◆ Instruction ◆
Restate the whole listing word for word. Pictures are left out.

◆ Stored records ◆
○ ○ ○ ○ ○ ○ ○

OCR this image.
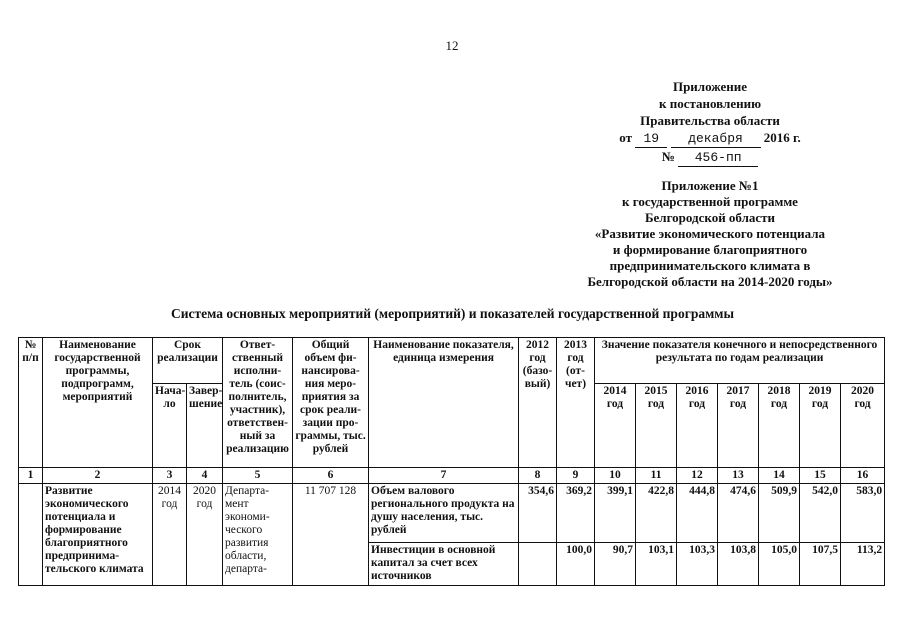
12
Приложение
к постановлению
Правительства области
от 19 декабря 2016 г.
№ 456-пп
Приложение №1
к государственной программе
Белгородской области
«Развитие экономического потенциала
и формирование благоприятного
предпринимательского климата в
Белгородской области на 2014-2020 годы»
Система основных мероприятий (мероприятий) и показателей государственной программы
№ п/п	Наименование государственной программы, подпрограмм, мероприятий	Срок реализации		Ответ-ственный исполни-тель (соис-полнитель, участник), ответствен-ный за реализацию	Общий объем фи-нансирова-ния меро-приятия за срок реали-зации про-граммы, тыс. рублей	Наименование показателя, единица измерения	2012 год (базо-вый)	2013 год (от-чет)	Значение показателя конечного и непосредственного результата по годам реализации						
		Нача-ло	Завер-шение						2014 год	2015 год	2016 год	2017 год	2018 год	2019 год	2020 год
1	2	3	4	5	6	7	8	9	10	11	12	13	14	15	16
	Развитие экономического потенциала и формирование благоприятного предпринима-тельского климата	2014 год	2020 год	Департа-мент экономи-ческого развития области, департа-	11 707 128	Объем валового регионального продукта на душу населения, тыс. рублей	354,6	369,2	399,1	422,8	444,8	474,6	509,9	542,0	583,0
						Инвестиции в основной капитал за счет всех источников		100,0	90,7	103,1	103,3	103,8	105,0	107,5	113,2
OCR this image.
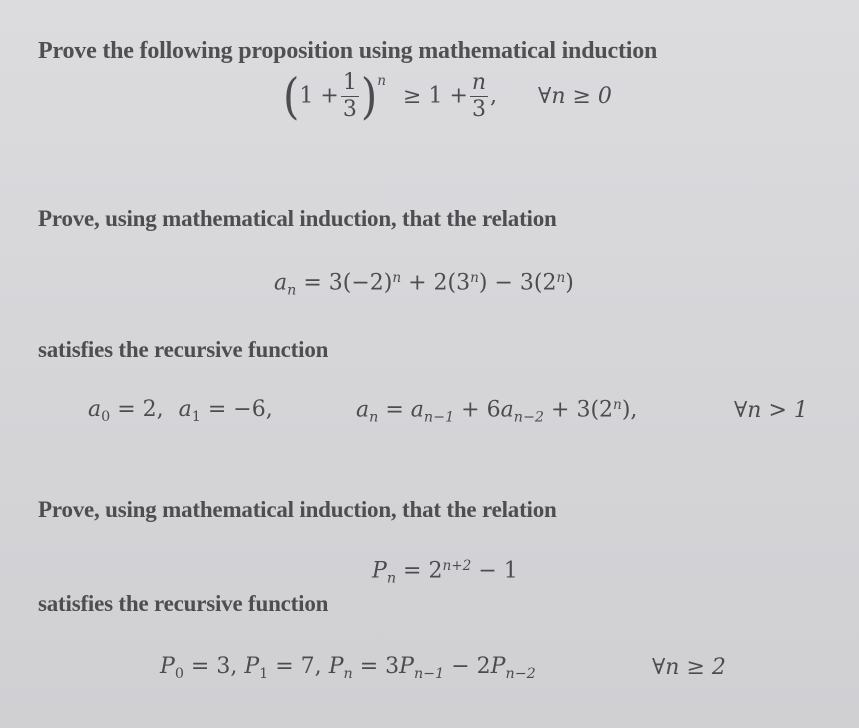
Prove the following proposition using mathematical induction
$(1 + \frac{1}{3} )^n \ge 1 + \frac{n}{3}$ , ∀n ≥ 0
Prove, using mathematical induction, that the relation
$a_n = 3(-2)^n + 2(3^n) - 3(2^n)$
satisfies the recursive function
$a_0 = 2$, $a_1 = -6$,	$a_n = a_{n-1} + 6a_{n-2} + 3(2^n)$,	∀n > 1
Prove, using mathematical induction, that the relation
$P_n = 2^{n+2} - 1$
satisfies the recursive function
$P_0 = 3$, $P_1 = 7$, $P_n = 3P_{n-1} - 2P_{n-2}$	∀n ≥ 2
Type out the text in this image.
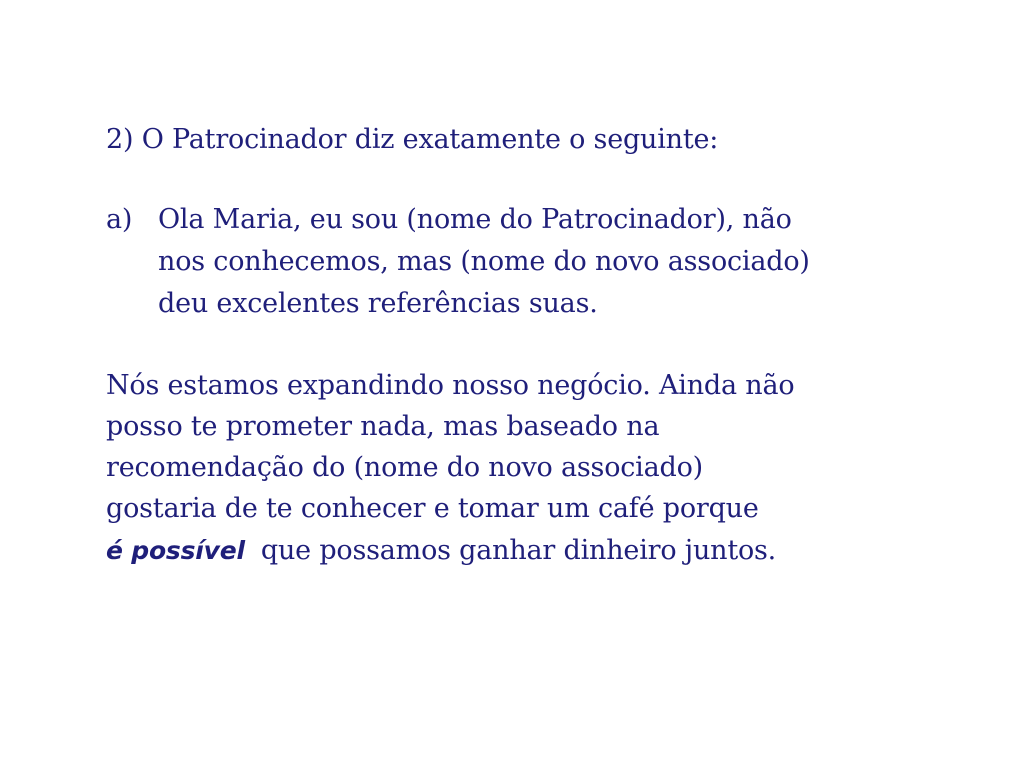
2) O Patrocinador diz exatamente o seguinte:
a) Ola Maria, eu sou (nome do Patrocinador), não
nos conhecemos, mas (nome do novo associado)
deu excelentes referências suas.
Nós estamos expandindo nosso negócio. Ainda não
posso te prometer nada, mas baseado na
recomendação do (nome do novo associado)
gostaria de te conhecer e tomar um café porque
é possível que possamos ganhar dinheiro juntos.
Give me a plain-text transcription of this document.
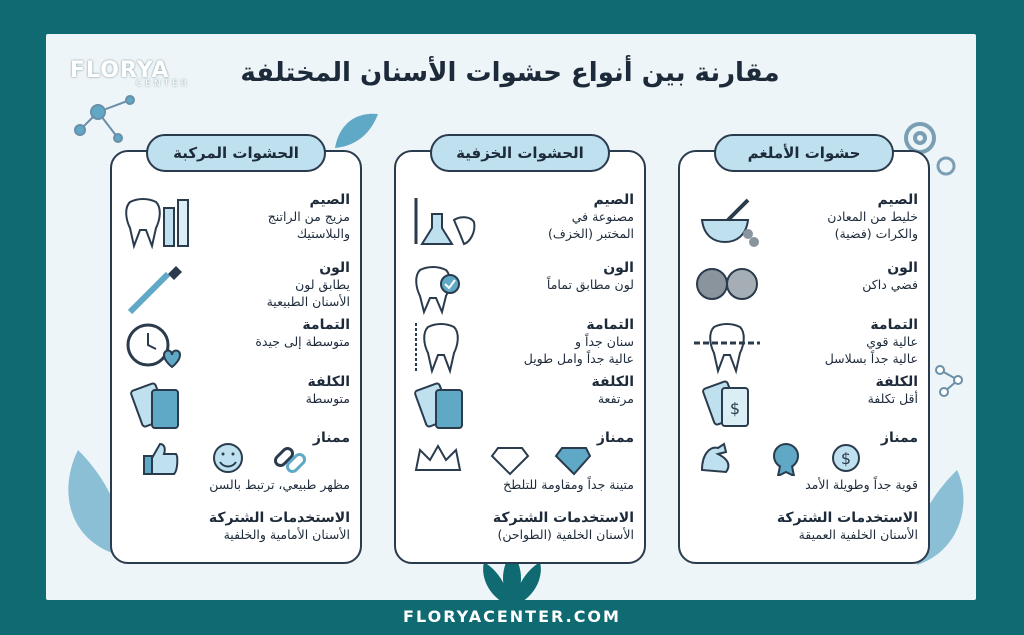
FLORYA
CENTER	مقارنة بين أنواع حشوات الأسنان المختلفة
حشوات الأملغم
الصيم
خليط من المعادن
والكرات (فضية)
الون
فضي داكن
التمامة
عالية قوي
عالية جداً بسلاسل
الكلفة
أقل تكلفة
$
ممناز
قوية جداً وطويلة الأمد
$
الاستخدمات الشتركة
الأسنان الخلفية العميقة
الحشوات الخزفية
الصيم
مصنوعة في
المختبر (الخزف)
الون
لون مطابق تماماً
التمامة
سنان جداً و
عالية جداً وامل طويل
الكلفة
مرتفعة
ممناز
متينة جداً ومقاومة للتلطخ
الاستخدمات الشتركة
الأسنان الخلفية (الطواحن)
الحشوات المركبة
الصيم
مزيج من الراتنج
والبلاستيك
الون
يطابق لون
الأسنان الطبيعية
التمامة
متوسطة إلى جيدة
الكلفة
متوسطة
ممناز
مظهر طبيعي، ترتبط بالسن
الاستخدمات الشتركة
الأسنان الأمامية والخلفية
FLORYACENTER.COM
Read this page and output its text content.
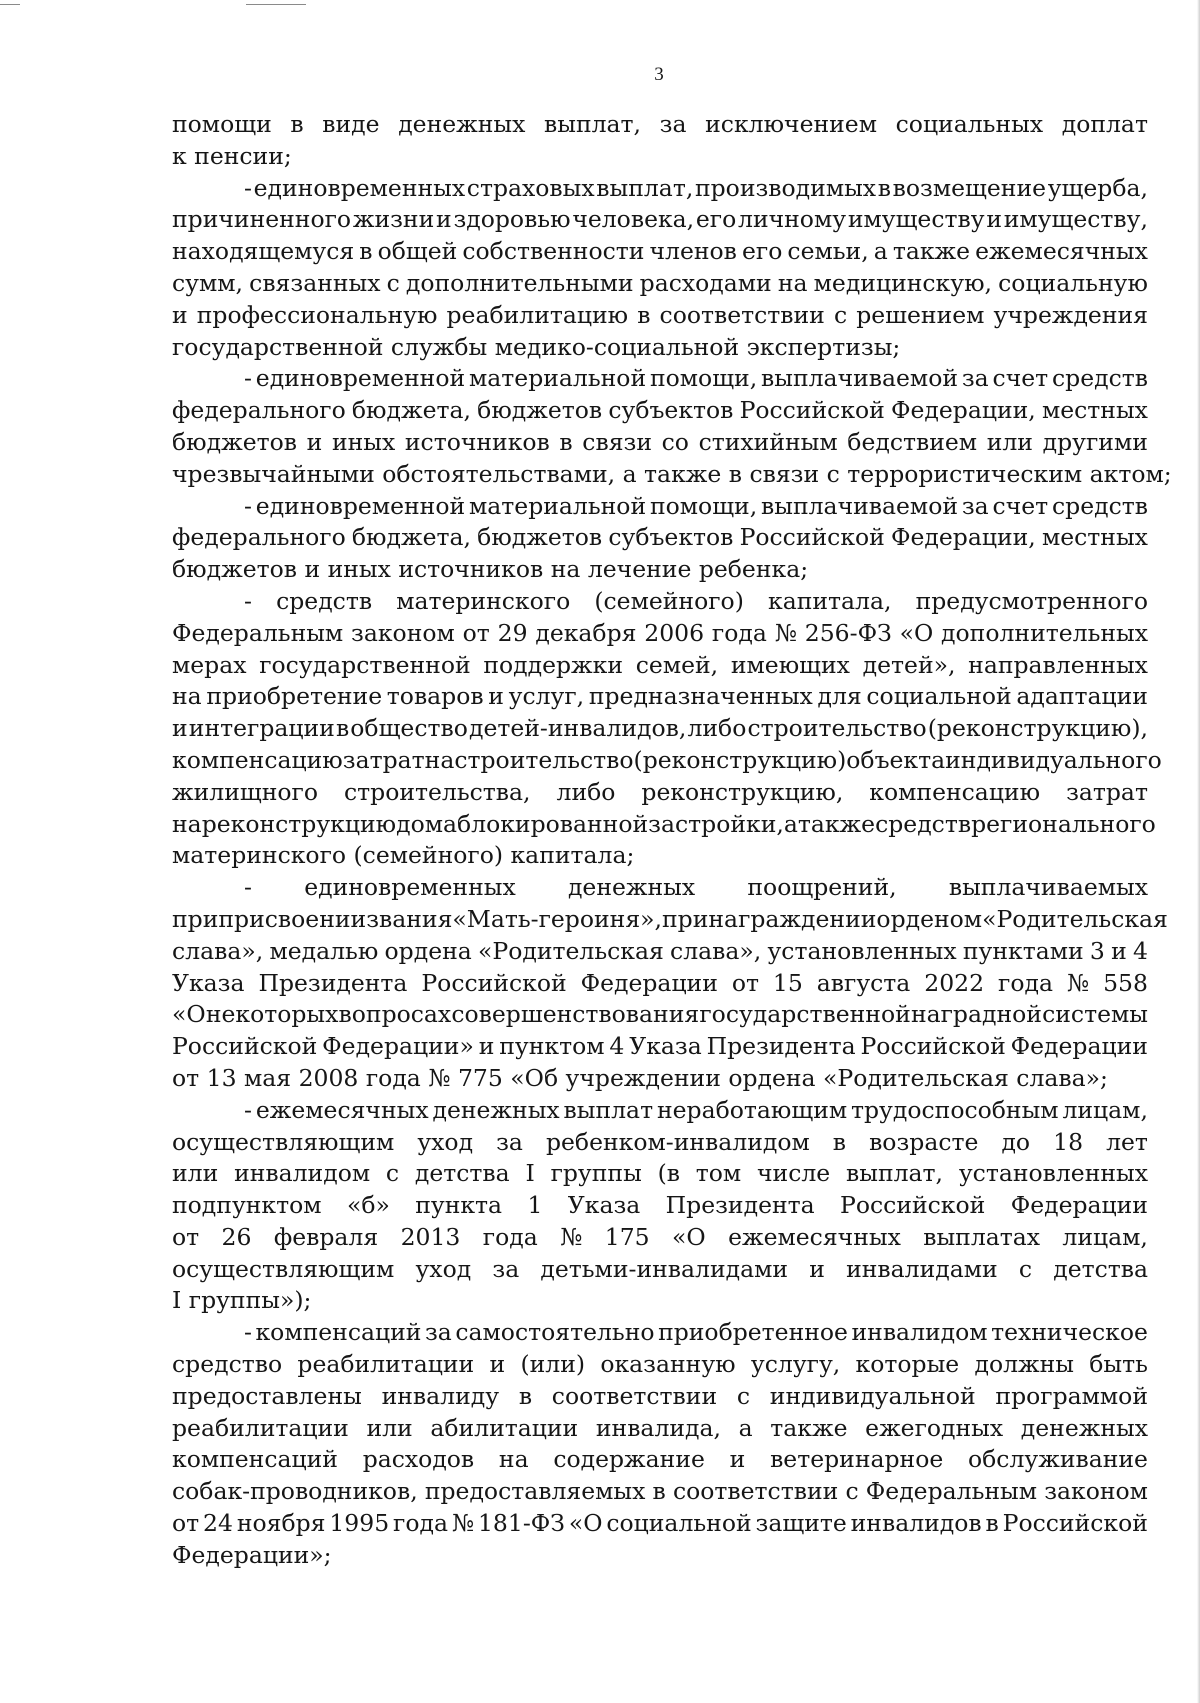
3
помощи в виде денежных выплат, за исключением социальных доплат
к пенсии;
- единовременных страховых выплат, производимых в возмещение ущерба,
причиненного жизни и здоровью человека, его личному имуществу и имуществу,
находящемуся в общей собственности членов его семьи, а также ежемесячных
сумм, связанных с дополнительными расходами на медицинскую, социальную
и профессиональную реабилитацию в соответствии с решением учреждения
государственной службы медико-социальной экспертизы;
- единовременной материальной помощи, выплачиваемой за счет средств
федерального бюджета, бюджетов субъектов Российской Федерации, местных
бюджетов и иных источников в связи со стихийным бедствием или другими
чрезвычайными обстоятельствами, а также в связи с террористическим актом;
- единовременной материальной помощи, выплачиваемой за счет средств
федерального бюджета, бюджетов субъектов Российской Федерации, местных
бюджетов и иных источников на лечение ребенка;
- средств материнского (семейного) капитала, предусмотренного
Федеральным законом от 29 декабря 2006 года № 256-ФЗ «О дополнительных
мерах государственной поддержки семей, имеющих детей», направленных
на приобретение товаров и услуг, предназначенных для социальной адаптации
и интеграции в общество детей-инвалидов, либо строительство (реконструкцию),
компенсацию затрат на строительство (реконструкцию) объекта индивидуального
жилищного строительства, либо реконструкцию, компенсацию затрат
на реконструкцию дома блокированной застройки, а также средств регионального
материнского (семейного) капитала;
- единовременных денежных поощрений, выплачиваемых
при присвоении звания «Мать-героиня», при награждении орденом «Родительская
слава», медалью ордена «Родительская слава», установленных пунктами 3 и 4
Указа Президента Российской Федерации от 15 августа 2022 года № 558
«О некоторых вопросах совершенствования государственной наградной системы
Российской Федерации» и пунктом 4 Указа Президента Российской Федерации
от 13 мая 2008 года № 775 «Об учреждении ордена «Родительская слава»;
- ежемесячных денежных выплат неработающим трудоспособным лицам,
осуществляющим уход за ребенком-инвалидом в возрасте до 18 лет
или инвалидом с детства I группы (в том числе выплат, установленных
подпунктом «б» пункта 1 Указа Президента Российской Федерации
от 26 февраля 2013 года № 175 «О ежемесячных выплатах лицам,
осуществляющим уход за детьми-инвалидами и инвалидами с детства
I группы»);
- компенсаций за самостоятельно приобретенное инвалидом техническое
средство реабилитации и (или) оказанную услугу, которые должны быть
предоставлены инвалиду в соответствии с индивидуальной программой
реабилитации или абилитации инвалида, а также ежегодных денежных
компенсаций расходов на содержание и ветеринарное обслуживание
собак-проводников, предоставляемых в соответствии с Федеральным законом
от 24 ноября 1995 года № 181-ФЗ «О социальной защите инвалидов в Российской
Федерации»;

○ ○ ○ ○ ○ ○ ○

◆ Problem solution ◆
OCR this image.
12
Приложение
к постановлению
Правительства области
от 19 декабря 2016 г.
№ 456-пп
Приложение №1
к государственной программе
Белгородской области
«Развитие экономического потенциала
и формирование благоприятного
предпринимательского климата в
Белгородской области на 2014-2020 годы»
Система основных мероприятий (мероприятий) и показателей государственной программы
№ п/п	Наименование государственной программы, подпрограмм, мероприятий	Срок реализации		Ответ-ственный исполни-тель (соис-полнитель, участник), ответствен-ный за реализацию	Общий объем фи-нансирова-ния меро-приятия за срок реали-зации про-граммы, тыс. рублей	Наименование показателя, единица измерения	2012 год (базо-вый)	2013 год (от-чет)	Значение показателя конечного и непосредственного результата по годам реализации						
		Нача-ло	Завер-шение						2014 год	2015 год	2016 год	2017 год	2018 год	2019 год	2020 год
1	2	3	4	5	6	7	8	9	10	11	12	13	14	15	16
	Развитие экономического потенциала и формирование благоприятного предпринима-тельского климата	2014 год	2020 год	Департа-мент экономи-ческого развития области, департа-	11 707 128	Объем валового регионального продукта на душу населения, тыс. рублей	354,6	369,2	399,1	422,8	444,8	474,6	509,9	542,0	583,0
						Инвестиции в основной капитал за счет всех источников		100,0	90,7	103,1	103,3	103,8	105,0	107,5	113,2
OCR this image.
Prove the following proposition using mathematical induction
$(1 + \frac{1}{3} )^n \ge 1 + \frac{n}{3}$ , ∀n ≥ 0
Prove, using mathematical induction, that the relation
$a_n = 3(-2)^n + 2(3^n) - 3(2^n)$
satisfies the recursive function
$a_0 = 2$, $a_1 = -6$,	$a_n = a_{n-1} + 6a_{n-2} + 3(2^n)$,	∀n > 1
Prove, using mathematical induction, that the relation
$P_n = 2^{n+2} - 1$
satisfies the recursive function
$P_0 = 3$, $P_1 = 7$, $P_n = 3P_{n-1} - 2P_{n-2}$	∀n ≥ 2
Type out the text in this image.
2) O Patrocinador diz exatamente o seguinte:
a) Ola Maria, eu sou (nome do Patrocinador), não
nos conhecemos, mas (nome do novo associado)
deu excelentes referências suas.
Nós estamos expandindo nosso negócio. Ainda não
posso te prometer nada, mas baseado na
recomendação do (nome do novo associado)
gostaria de te conhecer e tomar um café porque
é possível que possamos ganhar dinheiro juntos.
Give me a plain-text transcription of this document.
FLORYA
CENTER	مقارنة بين أنواع حشوات الأسنان المختلفة
حشوات الأملغم
الصيم
خليط من المعادن
والكرات (فضية)
الون
فضي داكن
التمامة
عالية قوي
عالية جداً بسلاسل
الكلفة
أقل تكلفة
$
ممناز
قوية جداً وطويلة الأمد
$
الاستخدمات الشتركة
الأسنان الخلفية العميقة
الحشوات الخزفية
الصيم
مصنوعة في
المختبر (الخزف)
الون
لون مطابق تماماً
التمامة
سنان جداً و
عالية جداً وامل طويل
الكلفة
مرتفعة
ممناز
متينة جداً ومقاومة للتلطخ
الاستخدمات الشتركة
الأسنان الخلفية (الطواحن)
الحشوات المركبة
الصيم
مزيج من الراتنج
والبلاستيك
الون
يطابق لون
الأسنان الطبيعية
التمامة
متوسطة إلى جيدة
الكلفة
متوسطة
ممناز
مظهر طبيعي، ترتبط بالسن
الاستخدمات الشتركة
الأسنان الأمامية والخلفية
FLORYACENTER.COM
Read this page and output its text content.
3
помощи в виде денежных выплат, за исключением социальных доплат
к пенсии;
- единовременных страховых выплат, производимых в возмещение ущерба,
причиненного жизни и здоровью человека, его личному имуществу и имуществу,
находящемуся в общей собственности членов его семьи, а также ежемесячных
сумм, связанных с дополнительными расходами на медицинскую, социальную
и профессиональную реабилитацию в соответствии с решением учреждения
государственной службы медико-социальной экспертизы;
- единовременной материальной помощи, выплачиваемой за счет средств
федерального бюджета, бюджетов субъектов Российской Федерации, местных
бюджетов и иных источников в связи со стихийным бедствием или другими
чрезвычайными обстоятельствами, а также в связи с террористическим актом;
- единовременной материальной помощи, выплачиваемой за счет средств
федерального бюджета, бюджетов субъектов Российской Федерации, местных
бюджетов и иных источников на лечение ребенка;
- средств материнского (семейного) капитала, предусмотренного
Федеральным законом от 29 декабря 2006 года № 256-ФЗ «О дополнительных
мерах государственной поддержки семей, имеющих детей», направленных
на приобретение товаров и услуг, предназначенных для социальной адаптации
и интеграции в общество детей-инвалидов, либо строительство (реконструкцию),
компенсацию затрат на строительство (реконструкцию) объекта индивидуального
жилищного строительства, либо реконструкцию, компенсацию затрат
на реконструкцию дома блокированной застройки, а также средств регионального
материнского (семейного) капитала;
- единовременных денежных поощрений, выплачиваемых
при присвоении звания «Мать-героиня», при награждении орденом «Родительская
слава», медалью ордена «Родительская слава», установленных пунктами 3 и 4
Указа Президента Российской Федерации от 15 августа 2022 года № 558
«О некоторых вопросах совершенствования государственной наградной системы
Российской Федерации» и пунктом 4 Указа Президента Российской Федерации
от 13 мая 2008 года № 775 «Об учреждении ордена «Родительская слава»;
- ежемесячных денежных выплат неработающим трудоспособным лицам,
осуществляющим уход за ребенком-инвалидом в возрасте до 18 лет
или инвалидом с детства I группы (в том числе выплат, установленных
подпунктом «б» пункта 1 Указа Президента Российской Федерации
от 26 февраля 2013 года № 175 «О ежемесячных выплатах лицам,
осуществляющим уход за детьми-инвалидами и инвалидами с детства
I группы»);
- компенсаций за самостоятельно приобретенное инвалидом техническое
средство реабилитации и (или) оказанную услугу, которые должны быть
предоставлены инвалиду в соответствии с индивидуальной программой
реабилитации или абилитации инвалида, а также ежегодных денежных
компенсаций расходов на содержание и ветеринарное обслуживание
собак-проводников, предоставляемых в соответствии с Федеральным законом
от 24 ноября 1995 года № 181-ФЗ «О социальной защите инвалидов в Российской
Федерации»;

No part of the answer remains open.